WORK TO BE COMPLETED: Produce an exact transcription of the listing below, omitting the pictures.
-- begin WORKING DATA --
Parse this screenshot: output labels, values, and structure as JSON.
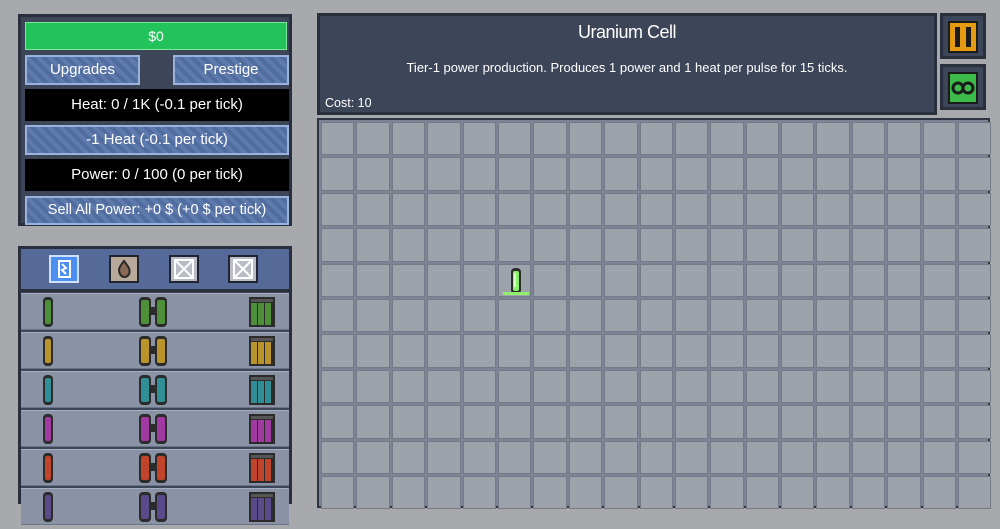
{
  "money": "$0",
  "buttons": {
    "upgrades": "Upgrades",
    "prestige": "Prestige",
    "vent": "-1 Heat (-0.1 per tick)",
    "sell": "Sell All Power: +0 $ (+0 $ per tick)"
  },
  "stats": {
    "heat": "Heat: 0 / 1K (-0.1 per tick)",
    "power": "Power: 0 / 100 (0 per tick)"
  },
  "tabs": [
    {
      "name": "power-tab-icon",
      "selected": true
    },
    {
      "name": "heat-tab-icon",
      "selected": false
    },
    {
      "name": "locked-tab-icon",
      "selected": false
    },
    {
      "name": "locked-tab-icon",
      "selected": false
    }
  ],
  "parts": {
    "rows": [
      {
        "color": "#4e8f3a",
        "kinds": [
          "single-cell",
          "double-cell",
          "quad-cell"
        ]
      },
      {
        "color": "#b8942a",
        "kinds": [
          "single-cell",
          "double-cell",
          "quad-cell"
        ]
      },
      {
        "color": "#2f8f94",
        "kinds": [
          "single-cell",
          "double-cell",
          "quad-cell"
        ]
      },
      {
        "color": "#a03aa0",
        "kinds": [
          "single-cell",
          "double-cell",
          "quad-cell"
        ]
      },
      {
        "color": "#c0442c",
        "kinds": [
          "single-cell",
          "double-cell",
          "quad-cell"
        ]
      },
      {
        "color": "#5a4a8a",
        "kinds": [
          "single-cell",
          "double-cell",
          "quad-cell"
        ]
      }
    ]
  },
  "info": {
    "title": "Uranium Cell",
    "description": "Tier-1 power production. Produces 1 power and 1 heat per pulse for 15 ticks.",
    "cost": "Cost: 10"
  },
  "controls": {
    "pause": "pause-icon",
    "auto": "infinity-icon"
  },
  "reactor": {
    "columns": 19,
    "rows": 11,
    "placed": [
      {
        "row": 4,
        "col": 5,
        "part": "uranium-cell"
      }
    ]
  },
  "colors": {
    "money": "#22c35a",
    "panel": "#3d4558",
    "button": "#5573a8",
    "tile": "#9ea2aa"
  }
}
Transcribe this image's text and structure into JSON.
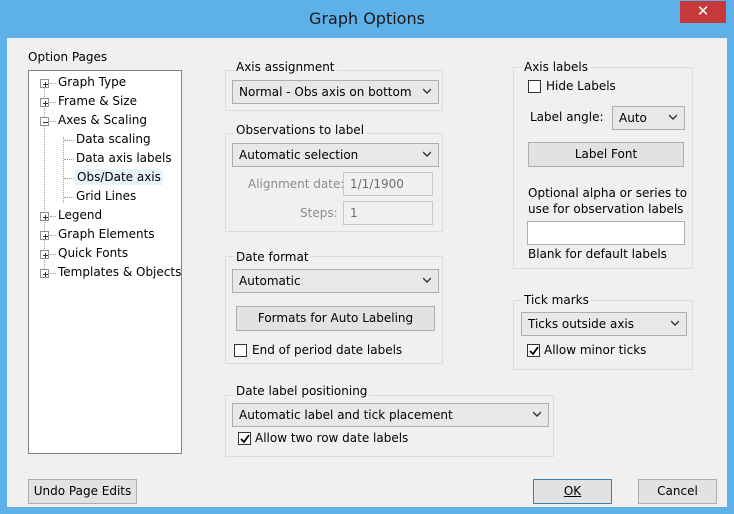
{
  "window": {
    "title": "Graph Options",
    "close_glyph": "✕"
  },
  "option_pages": {
    "label": "Option Pages",
    "items": [
      {
        "label": "Graph Type",
        "expander": "+"
      },
      {
        "label": "Frame & Size",
        "expander": "+"
      },
      {
        "label": "Axes & Scaling",
        "expander": "−",
        "children": [
          "Data scaling",
          "Data axis labels",
          "Obs/Date axis",
          "Grid Lines"
        ],
        "selected_child": "Obs/Date axis"
      },
      {
        "label": "Legend",
        "expander": "+"
      },
      {
        "label": "Graph Elements",
        "expander": "+"
      },
      {
        "label": "Quick Fonts",
        "expander": "+"
      },
      {
        "label": "Templates & Objects",
        "expander": "+"
      }
    ]
  },
  "axis_assignment": {
    "label": "Axis assignment",
    "value": "Normal - Obs axis on bottom"
  },
  "observations_to_label": {
    "label": "Observations to label",
    "value": "Automatic selection",
    "alignment_date_label": "Alignment date:",
    "alignment_date_value": "1/1/1900",
    "steps_label": "Steps:",
    "steps_value": "1"
  },
  "date_format": {
    "label": "Date format",
    "value": "Automatic",
    "formats_button": "Formats for Auto Labeling",
    "end_of_period_label": "End of period date labels",
    "end_of_period_checked": false
  },
  "date_label_positioning": {
    "label": "Date label positioning",
    "value": "Automatic label and tick placement",
    "two_row_label": "Allow two row date labels",
    "two_row_checked": true
  },
  "axis_labels": {
    "label": "Axis labels",
    "hide_labels_label": "Hide Labels",
    "hide_labels_checked": false,
    "label_angle_label": "Label angle:",
    "label_angle_value": "Auto",
    "label_font_button": "Label Font",
    "optional_text_line1": "Optional alpha or series to",
    "optional_text_line2": "use for observation labels",
    "optional_input_value": "",
    "blank_hint": "Blank for default labels"
  },
  "tick_marks": {
    "label": "Tick marks",
    "value": "Ticks outside axis",
    "allow_minor_label": "Allow minor ticks",
    "allow_minor_checked": true
  },
  "buttons": {
    "undo": "Undo Page Edits",
    "ok": "OK",
    "cancel": "Cancel"
  },
  "colors": {
    "titlebar": "#5eb0e8",
    "close": "#c7383a",
    "dialog": "#f0f0f0"
  }
}
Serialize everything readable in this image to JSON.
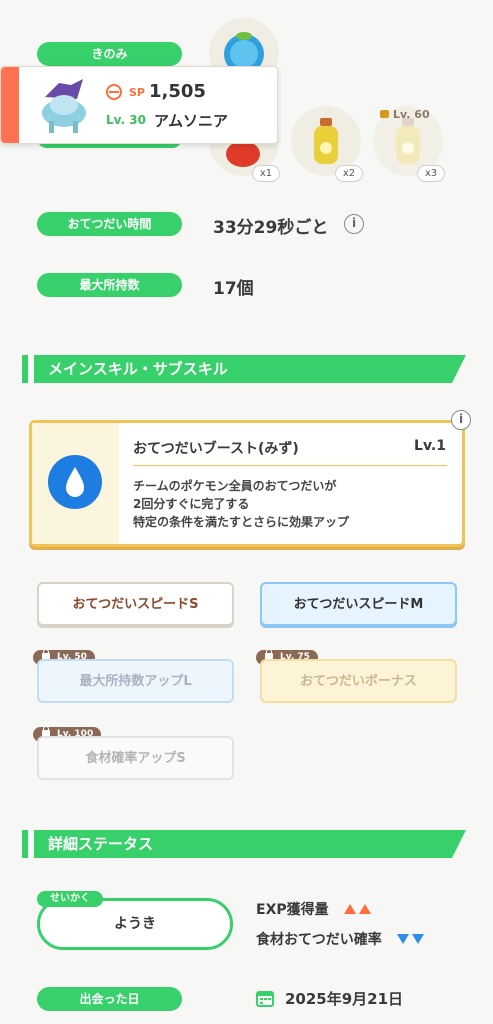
{
  "top": {
    "berry_label": "きのみ",
    "ingredient_qty": [
      "x1",
      "x2",
      "x3"
    ],
    "ingredient_lock_label": "Lv. 60"
  },
  "pokemon_card": {
    "sp_label": "SP",
    "sp_value": "1,505",
    "level": "Lv. 30",
    "name": "アムソニア"
  },
  "stats": {
    "help_time_label": "おてつだい時間",
    "help_time_value": "33分29秒ごと",
    "capacity_label": "最大所持数",
    "capacity_value": "17個"
  },
  "skills_section": {
    "title": "メインスキル・サブスキル",
    "main_skill": {
      "name": "おてつだいブースト(みず)",
      "level": "Lv.1",
      "desc_line1": "チームのポケモン全員のおてつだいが",
      "desc_line2": "2回分すぐに完了する",
      "desc_line3": "特定の条件を満たすとさらに効果アップ"
    },
    "sub_skills": [
      {
        "label": "おてつだいスピードS",
        "lock": ""
      },
      {
        "label": "おてつだいスピードM",
        "lock": ""
      },
      {
        "label": "最大所持数アップL",
        "lock": "Lv. 50"
      },
      {
        "label": "おてつだいボーナス",
        "lock": "Lv. 75"
      },
      {
        "label": "食材確率アップS",
        "lock": "Lv. 100"
      }
    ]
  },
  "detail_section": {
    "title": "詳細ステータス",
    "nature_tag": "せいかく",
    "nature_value": "ようき",
    "up_stat": "EXP獲得量",
    "down_stat": "食材おてつだい確率",
    "met_label": "出会った日",
    "met_date": "2025年9月21日"
  },
  "colors": {
    "accent_green": "#38d06a",
    "card_accent": "#ff7150",
    "main_skill_border": "#f1c25a",
    "water_blue": "#2f8fe8"
  }
}
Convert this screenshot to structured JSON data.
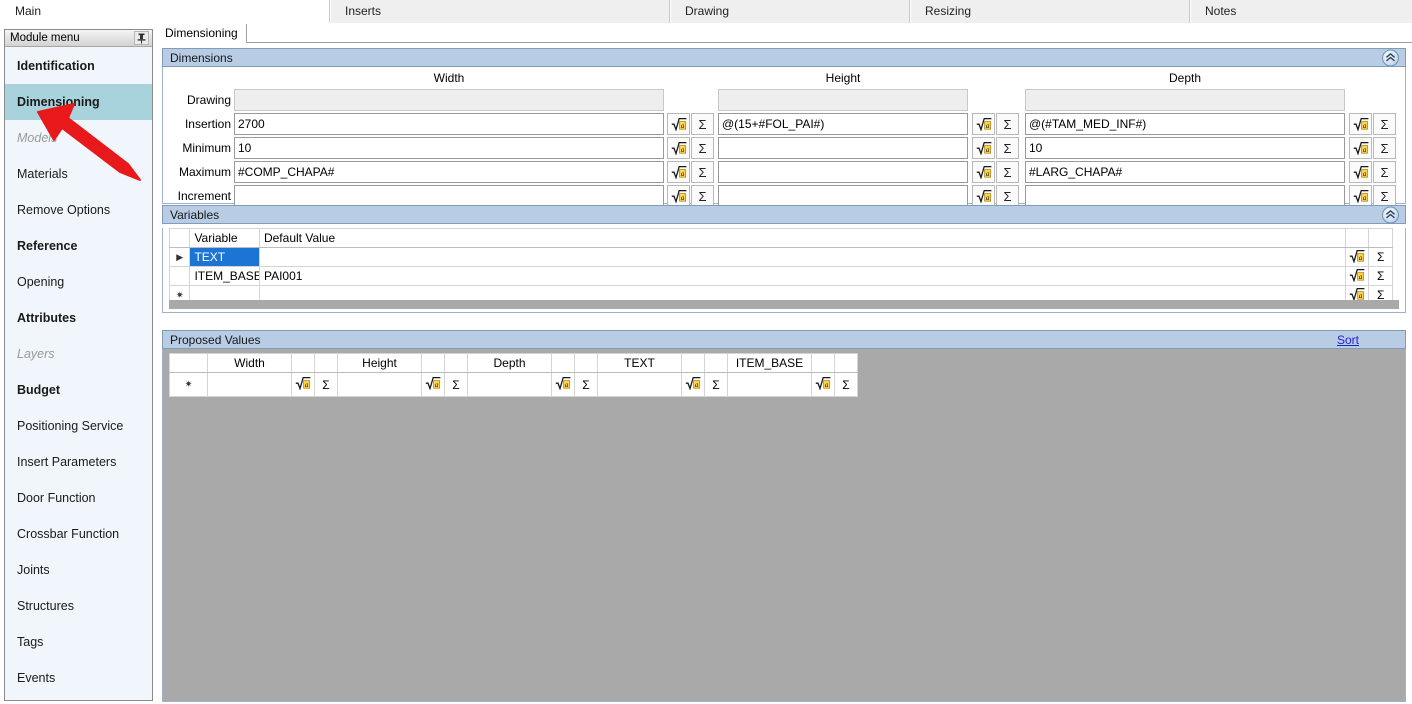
-- end WORKING DATA --
OUTPUT FOR THIS TASK:
Parse this screenshot: output labels, values, and structure as JSON.
{
  "money": "$0",
  "buttons": {
    "upgrades": "Upgrades",
    "prestige": "Prestige",
    "vent": "-1 Heat (-0.1 per tick)",
    "sell": "Sell All Power: +0 $ (+0 $ per tick)"
  },
  "stats": {
    "heat": "Heat: 0 / 1K (-0.1 per tick)",
    "power": "Power: 0 / 100 (0 per tick)"
  },
  "tabs": [
    {
      "name": "power-tab-icon",
      "selected": true
    },
    {
      "name": "heat-tab-icon",
      "selected": false
    },
    {
      "name": "locked-tab-icon",
      "selected": false
    },
    {
      "name": "locked-tab-icon",
      "selected": false
    }
  ],
  "parts": {
    "rows": [
      {
        "color": "#4e8f3a",
        "kinds": [
          "single-cell",
          "double-cell",
          "quad-cell"
        ]
      },
      {
        "color": "#b8942a",
        "kinds": [
          "single-cell",
          "double-cell",
          "quad-cell"
        ]
      },
      {
        "color": "#2f8f94",
        "kinds": [
          "single-cell",
          "double-cell",
          "quad-cell"
        ]
      },
      {
        "color": "#a03aa0",
        "kinds": [
          "single-cell",
          "double-cell",
          "quad-cell"
        ]
      },
      {
        "color": "#c0442c",
        "kinds": [
          "single-cell",
          "double-cell",
          "quad-cell"
        ]
      },
      {
        "color": "#5a4a8a",
        "kinds": [
          "single-cell",
          "double-cell",
          "quad-cell"
        ]
      }
    ]
  },
  "info": {
    "title": "Uranium Cell",
    "description": "Tier-1 power production. Produces 1 power and 1 heat per pulse for 15 ticks.",
    "cost": "Cost: 10"
  },
  "controls": {
    "pause": "pause-icon",
    "auto": "infinity-icon"
  },
  "reactor": {
    "columns": 19,
    "rows": 11,
    "placed": [
      {
        "row": 4,
        "col": 5,
        "part": "uranium-cell"
      }
    ]
  },
  "colors": {
    "money": "#22c35a",
    "panel": "#3d4558",
    "button": "#5573a8",
    "tile": "#9ea2aa"
  }
}
Transcribe this image's text and structure into JSON.
{
  "window": {
    "title": "Graph Options",
    "close_glyph": "✕"
  },
  "option_pages": {
    "label": "Option Pages",
    "items": [
      {
        "label": "Graph Type",
        "expander": "+"
      },
      {
        "label": "Frame & Size",
        "expander": "+"
      },
      {
        "label": "Axes & Scaling",
        "expander": "−",
        "children": [
          "Data scaling",
          "Data axis labels",
          "Obs/Date axis",
          "Grid Lines"
        ],
        "selected_child": "Obs/Date axis"
      },
      {
        "label": "Legend",
        "expander": "+"
      },
      {
        "label": "Graph Elements",
        "expander": "+"
      },
      {
        "label": "Quick Fonts",
        "expander": "+"
      },
      {
        "label": "Templates & Objects",
        "expander": "+"
      }
    ]
  },
  "axis_assignment": {
    "label": "Axis assignment",
    "value": "Normal - Obs axis on bottom"
  },
  "observations_to_label": {
    "label": "Observations to label",
    "value": "Automatic selection",
    "alignment_date_label": "Alignment date:",
    "alignment_date_value": "1/1/1900",
    "steps_label": "Steps:",
    "steps_value": "1"
  },
  "date_format": {
    "label": "Date format",
    "value": "Automatic",
    "formats_button": "Formats for Auto Labeling",
    "end_of_period_label": "End of period date labels",
    "end_of_period_checked": false
  },
  "date_label_positioning": {
    "label": "Date label positioning",
    "value": "Automatic label and tick placement",
    "two_row_label": "Allow two row date labels",
    "two_row_checked": true
  },
  "axis_labels": {
    "label": "Axis labels",
    "hide_labels_label": "Hide Labels",
    "hide_labels_checked": false,
    "label_angle_label": "Label angle:",
    "label_angle_value": "Auto",
    "label_font_button": "Label Font",
    "optional_text_line1": "Optional alpha or series to",
    "optional_text_line2": "use for observation labels",
    "optional_input_value": "",
    "blank_hint": "Blank for default labels"
  },
  "tick_marks": {
    "label": "Tick marks",
    "value": "Ticks outside axis",
    "allow_minor_label": "Allow minor ticks",
    "allow_minor_checked": true
  },
  "buttons": {
    "undo": "Undo Page Edits",
    "ok": "OK",
    "cancel": "Cancel"
  },
  "colors": {
    "titlebar": "#5eb0e8",
    "close": "#c7383a",
    "dialog": "#f0f0f0"
  }
}
Serialize everything readable in this image to JSON.
{
  "top": {
    "berry_label": "きのみ",
    "ingredient_qty": [
      "x1",
      "x2",
      "x3"
    ],
    "ingredient_lock_label": "Lv. 60"
  },
  "pokemon_card": {
    "sp_label": "SP",
    "sp_value": "1,505",
    "level": "Lv. 30",
    "name": "アムソニア"
  },
  "stats": {
    "help_time_label": "おてつだい時間",
    "help_time_value": "33分29秒ごと",
    "capacity_label": "最大所持数",
    "capacity_value": "17個"
  },
  "skills_section": {
    "title": "メインスキル・サブスキル",
    "main_skill": {
      "name": "おてつだいブースト(みず)",
      "level": "Lv.1",
      "desc_line1": "チームのポケモン全員のおてつだいが",
      "desc_line2": "2回分すぐに完了する",
      "desc_line3": "特定の条件を満たすとさらに効果アップ"
    },
    "sub_skills": [
      {
        "label": "おてつだいスピードS",
        "lock": ""
      },
      {
        "label": "おてつだいスピードM",
        "lock": ""
      },
      {
        "label": "最大所持数アップL",
        "lock": "Lv. 50"
      },
      {
        "label": "おてつだいボーナス",
        "lock": "Lv. 75"
      },
      {
        "label": "食材確率アップS",
        "lock": "Lv. 100"
      }
    ]
  },
  "detail_section": {
    "title": "詳細ステータス",
    "nature_tag": "せいかく",
    "nature_value": "ようき",
    "up_stat": "EXP獲得量",
    "down_stat": "食材おてつだい確率",
    "met_label": "出会った日",
    "met_date": "2025年9月21日"
  },
  "colors": {
    "accent_green": "#38d06a",
    "card_accent": "#ff7150",
    "main_skill_border": "#f1c25a",
    "water_blue": "#2f8fe8"
  }
}
Convert this screenshot to structured JSON data.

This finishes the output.